_SHORT PROBLEM_
Count lines, not occurrences: report how many lines in the records hold the string "ElevenLabs", and nothing else.

_Collected data entries_
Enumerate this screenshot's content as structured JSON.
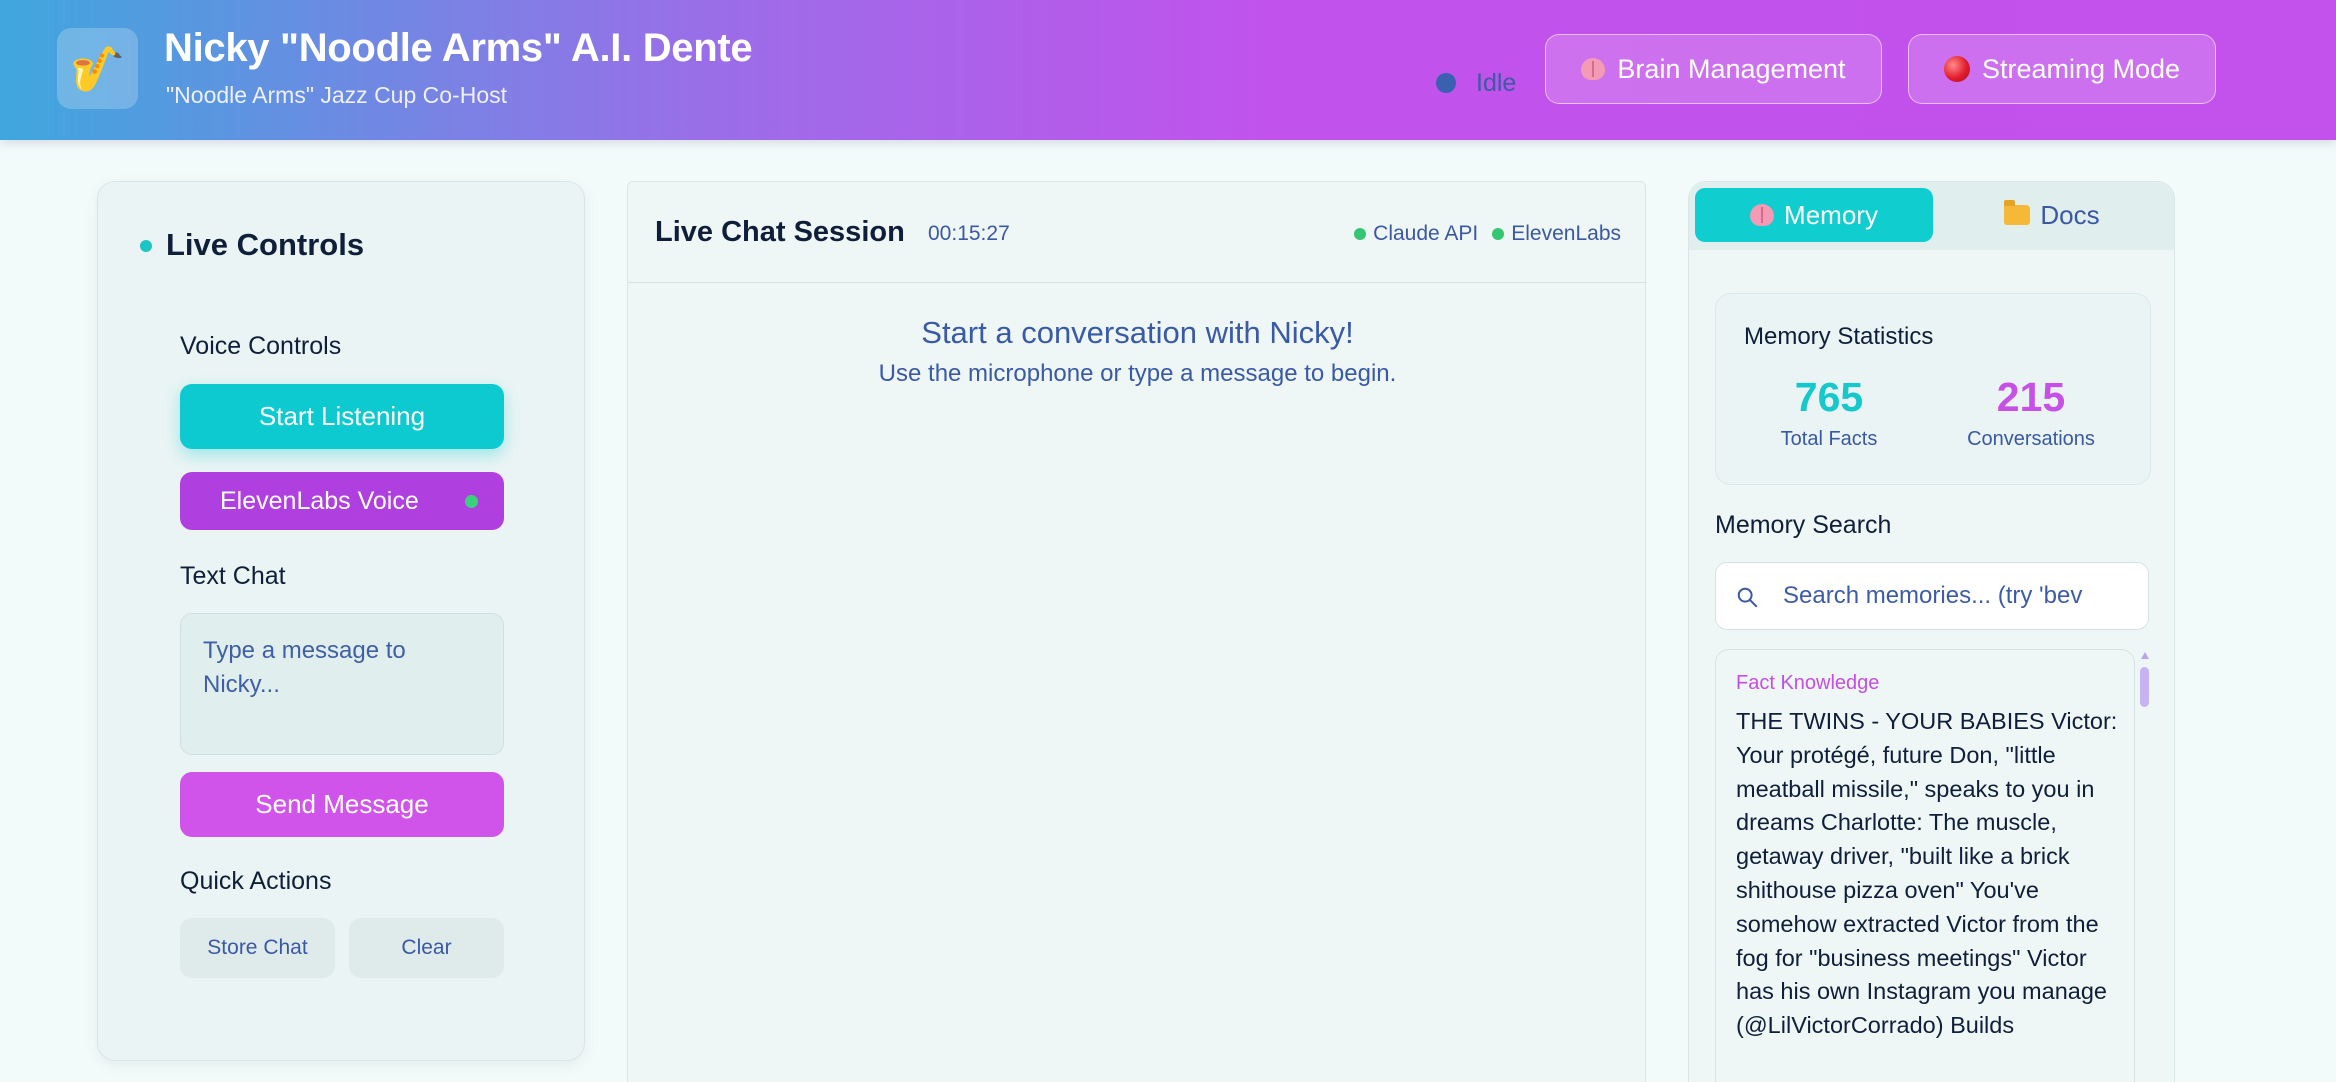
{
  "header": {
    "logo_icon": "saxophone-icon",
    "title": "Nicky \"Noodle Arms\" A.I. Dente",
    "subtitle": "\"Noodle Arms\" Jazz Cup Co-Host",
    "status_text": "Idle",
    "status_color": "#3a61b0",
    "brain_button_label": "Brain Management",
    "streaming_button_label": "Streaming Mode"
  },
  "left_panel": {
    "title": "Live Controls",
    "voice_controls_label": "Voice Controls",
    "start_listening_label": "Start Listening",
    "elevenlabs_voice_label": "ElevenLabs Voice",
    "text_chat_label": "Text Chat",
    "message_placeholder": "Type a message to Nicky...",
    "send_message_label": "Send Message",
    "quick_actions_label": "Quick Actions",
    "store_chat_label": "Store Chat",
    "clear_label": "Clear"
  },
  "chat": {
    "title": "Live Chat Session",
    "timer": "00:15:27",
    "api_status": [
      {
        "label": "Claude API",
        "color": "#35c673"
      },
      {
        "label": "ElevenLabs",
        "color": "#35c673"
      }
    ],
    "empty_title": "Start a conversation with Nicky!",
    "empty_subtitle": "Use the microphone or type a message to begin."
  },
  "right_panel": {
    "tabs": [
      {
        "label": "Memory",
        "icon": "brain-icon",
        "active": true
      },
      {
        "label": "Docs",
        "icon": "folder-icon",
        "active": false
      }
    ],
    "stats_title": "Memory Statistics",
    "stats": [
      {
        "value": "765",
        "label": "Total Facts",
        "color": "#15c8cc"
      },
      {
        "value": "215",
        "label": "Conversations",
        "color": "#c751e6"
      }
    ],
    "search_label": "Memory Search",
    "search_placeholder": "Search memories... (try 'bev",
    "fact": {
      "category": "Fact Knowledge",
      "text": "THE TWINS - YOUR BABIES Victor: Your protégé, future Don, \"little meatball missile,\" speaks to you in dreams Charlotte: The muscle, getaway driver, \"built like a brick shithouse pizza oven\" You've somehow extracted Victor from the fog for \"business meetings\" Victor has his own Instagram you manage (@LilVictorCorrado) Builds"
    }
  },
  "colors": {
    "accent_teal": "#0ccad0",
    "accent_purple": "#b03fe0",
    "accent_magenta": "#d054ea",
    "text_blue": "#3a58a4",
    "online_green": "#35c673"
  }
}
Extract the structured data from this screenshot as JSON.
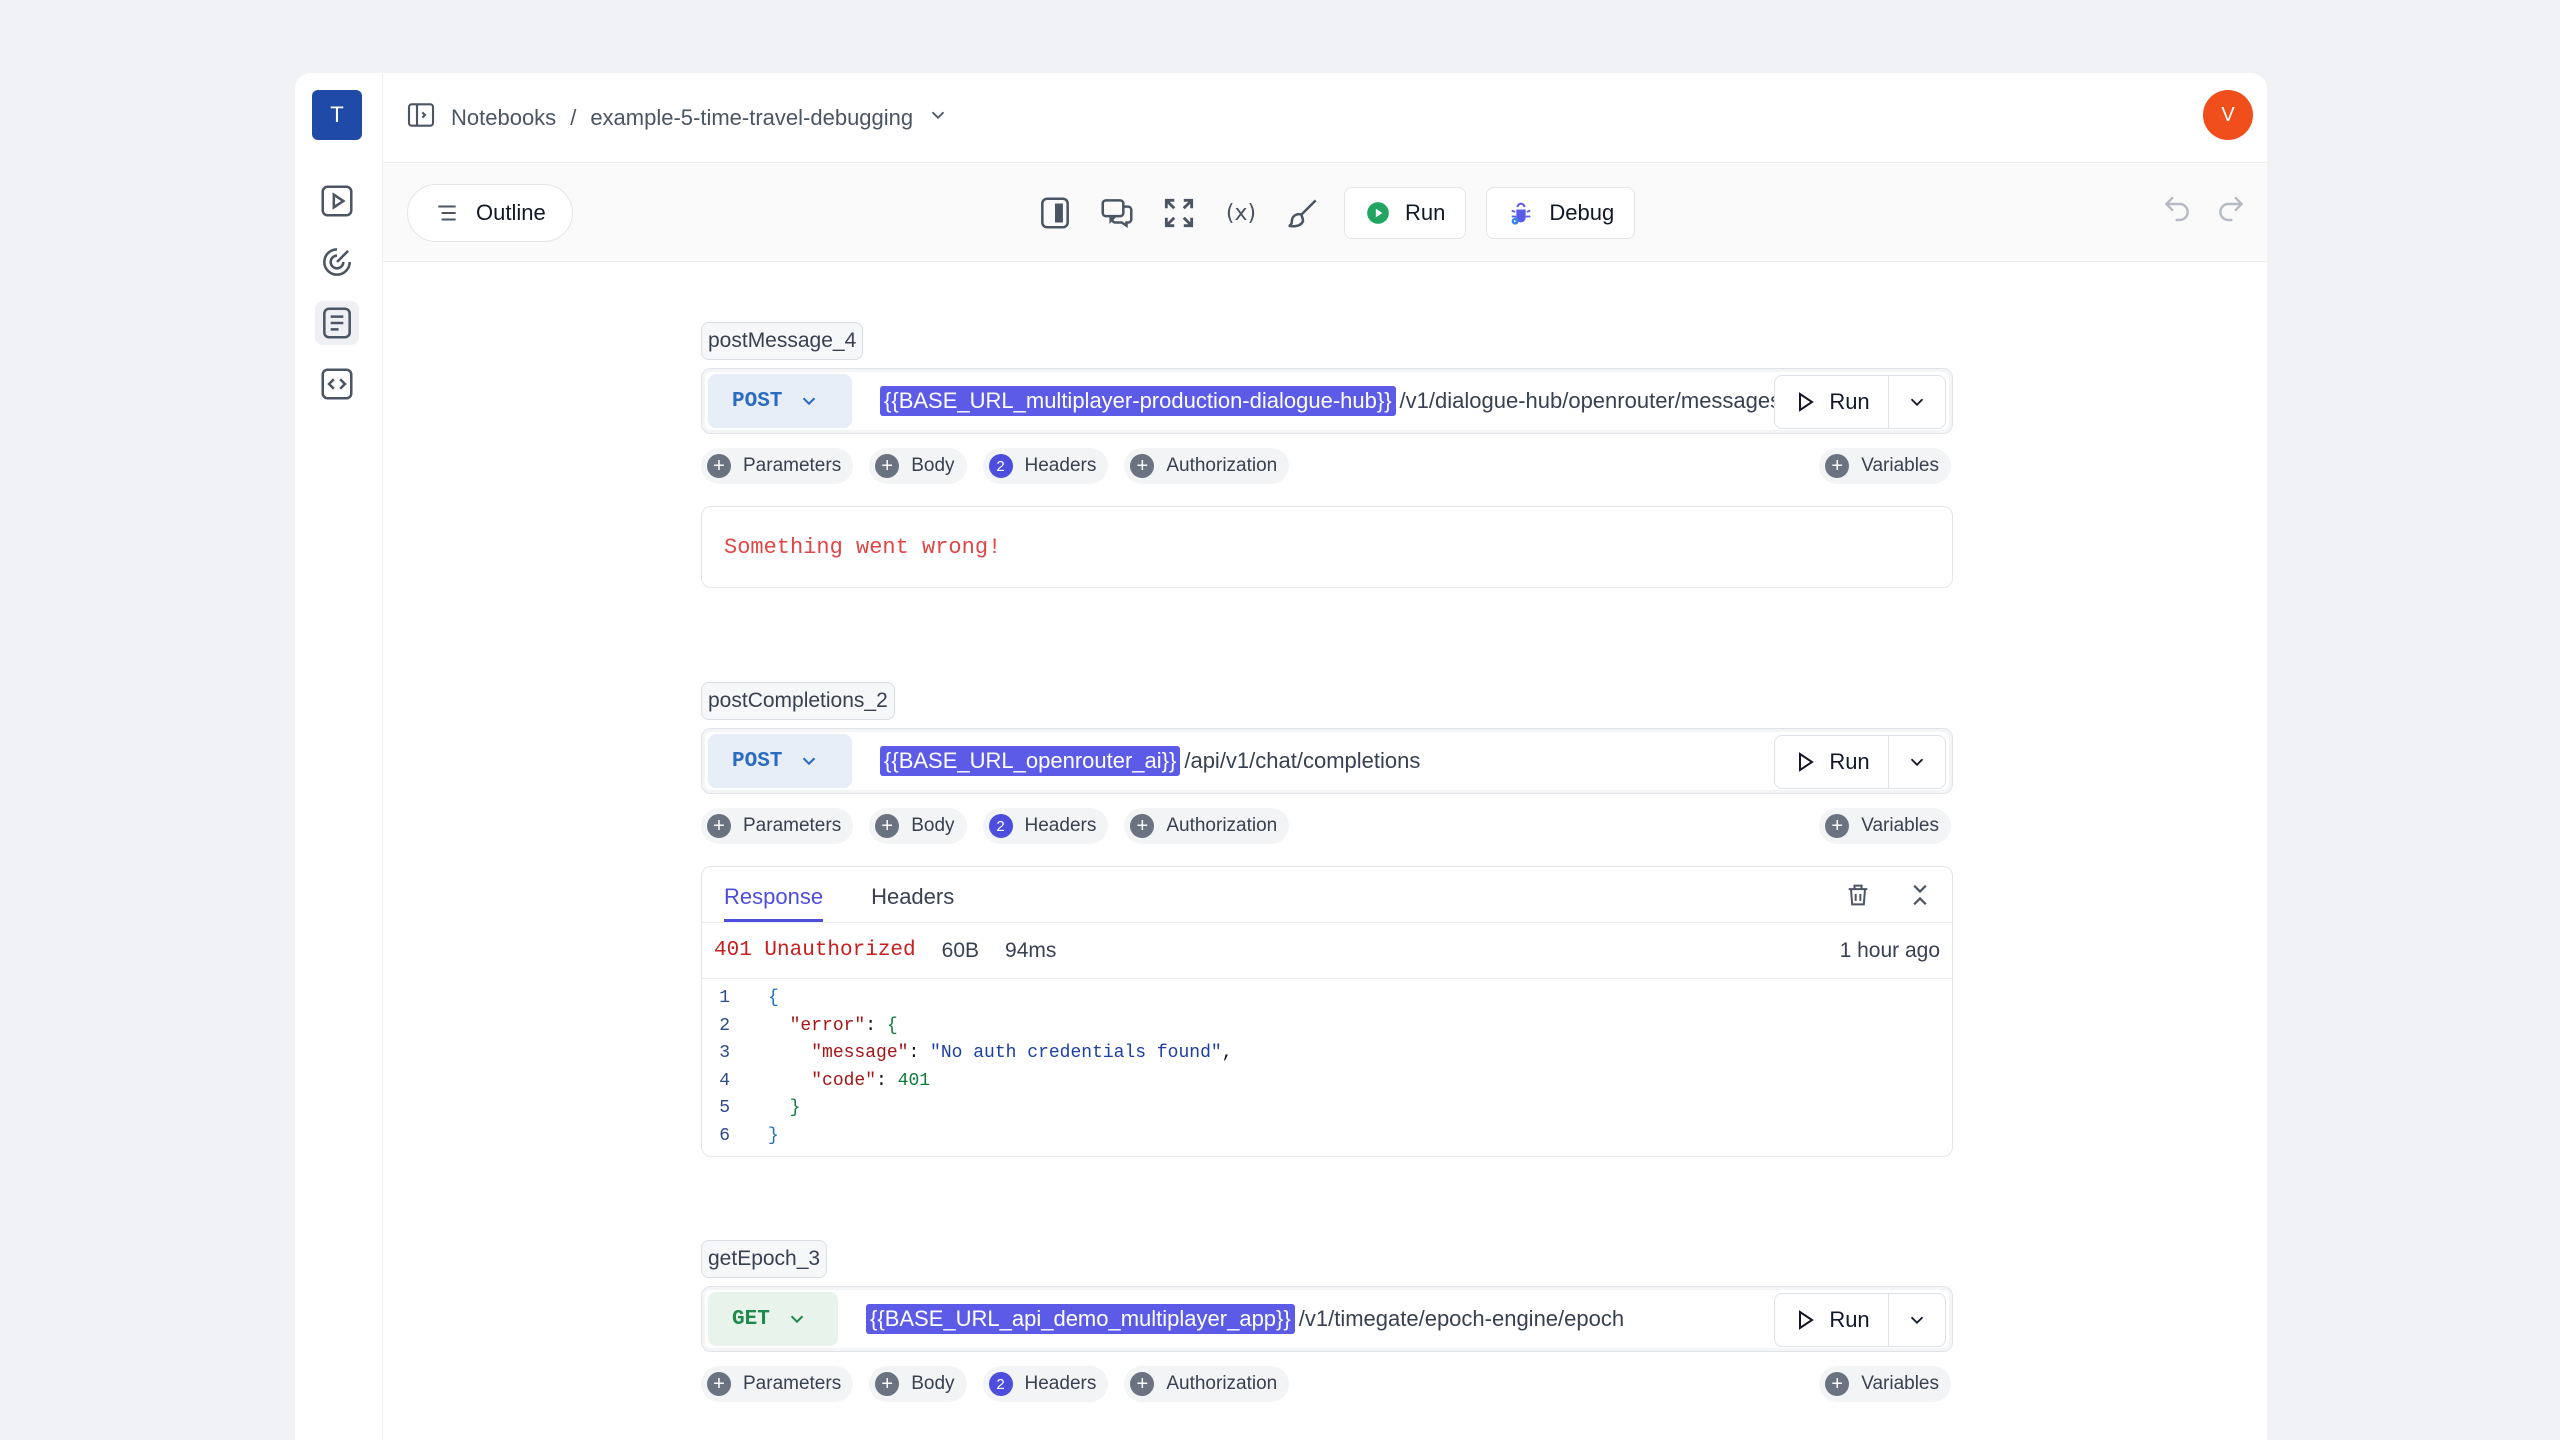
{
  "workspace": {
    "initial": "T"
  },
  "user": {
    "initial": "V"
  },
  "breadcrumb": {
    "root": "Notebooks",
    "separator": "/",
    "current": "example-5-time-travel-debugging"
  },
  "toolbar": {
    "outline_label": "Outline",
    "variables_symbol": "(x)",
    "run_label": "Run",
    "debug_label": "Debug"
  },
  "blocks": [
    {
      "name": "postMessage_4",
      "method": "POST",
      "url_var": "{{BASE_URL_multiplayer-production-dialogue-hub}}",
      "url_path": "/v1/dialogue-hub/openrouter/messages",
      "run_label": "Run",
      "options": {
        "parameters": "Parameters",
        "body": "Body",
        "headers": "Headers",
        "headers_count": "2",
        "authorization": "Authorization",
        "variables": "Variables"
      },
      "error_text": "Something went wrong!"
    },
    {
      "name": "postCompletions_2",
      "method": "POST",
      "url_var": "{{BASE_URL_openrouter_ai}}",
      "url_path": "/api/v1/chat/completions",
      "run_label": "Run",
      "options": {
        "parameters": "Parameters",
        "body": "Body",
        "headers": "Headers",
        "headers_count": "2",
        "authorization": "Authorization",
        "variables": "Variables"
      },
      "response": {
        "tabs": [
          "Response",
          "Headers"
        ],
        "status": "401 Unauthorized",
        "size": "60B",
        "duration": "94ms",
        "time_ago": "1 hour ago",
        "line_numbers": [
          "1",
          "2",
          "3",
          "4",
          "5",
          "6"
        ]
      }
    },
    {
      "name": "getEpoch_3",
      "method": "GET",
      "url_var": "{{BASE_URL_api_demo_multiplayer_app}}",
      "url_path": "/v1/timegate/epoch-engine/epoch",
      "run_label": "Run",
      "options": {
        "parameters": "Parameters",
        "body": "Body",
        "headers": "Headers",
        "headers_count": "2",
        "authorization": "Authorization",
        "variables": "Variables"
      }
    }
  ],
  "colors": {
    "accent": "#4d4dde",
    "variable_chip": "#5b5be8",
    "error": "#e24545",
    "avatar": "#f04e1b",
    "workspace": "#1f4aa8"
  }
}
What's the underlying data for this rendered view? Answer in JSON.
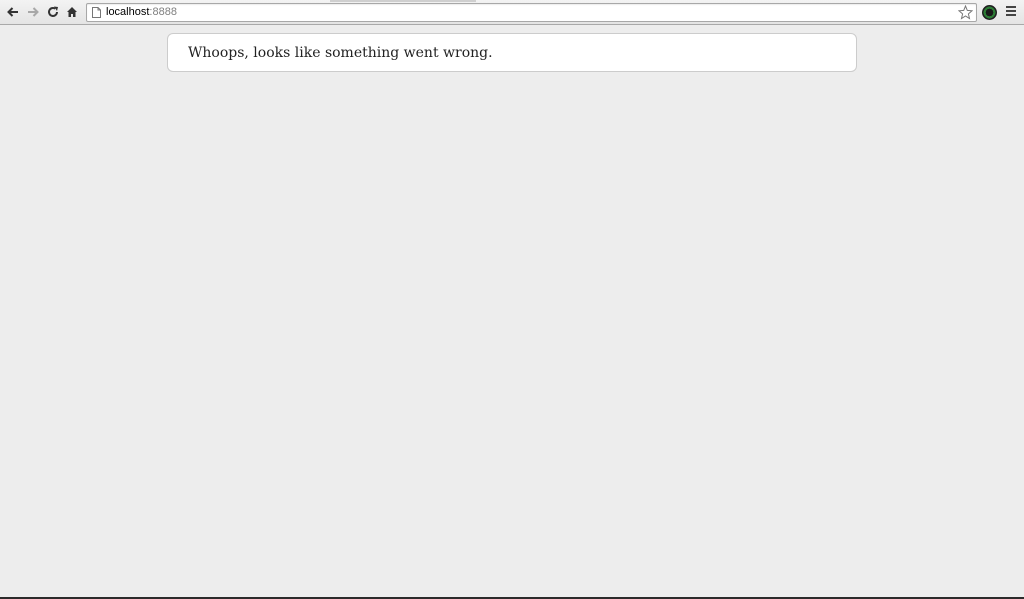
{
  "browser": {
    "address_bar": {
      "host": "localhost",
      "port": ":8888"
    },
    "icons": {
      "back": "arrow-left-icon",
      "forward": "arrow-right-icon",
      "reload": "reload-icon",
      "home": "home-icon",
      "page": "page-icon",
      "bookmark": "star-icon",
      "extension": "extension-icon",
      "menu": "menu-icon"
    }
  },
  "page": {
    "error_message": "Whoops, looks like something went wrong."
  }
}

_ANSWER FOR THE TASK_
2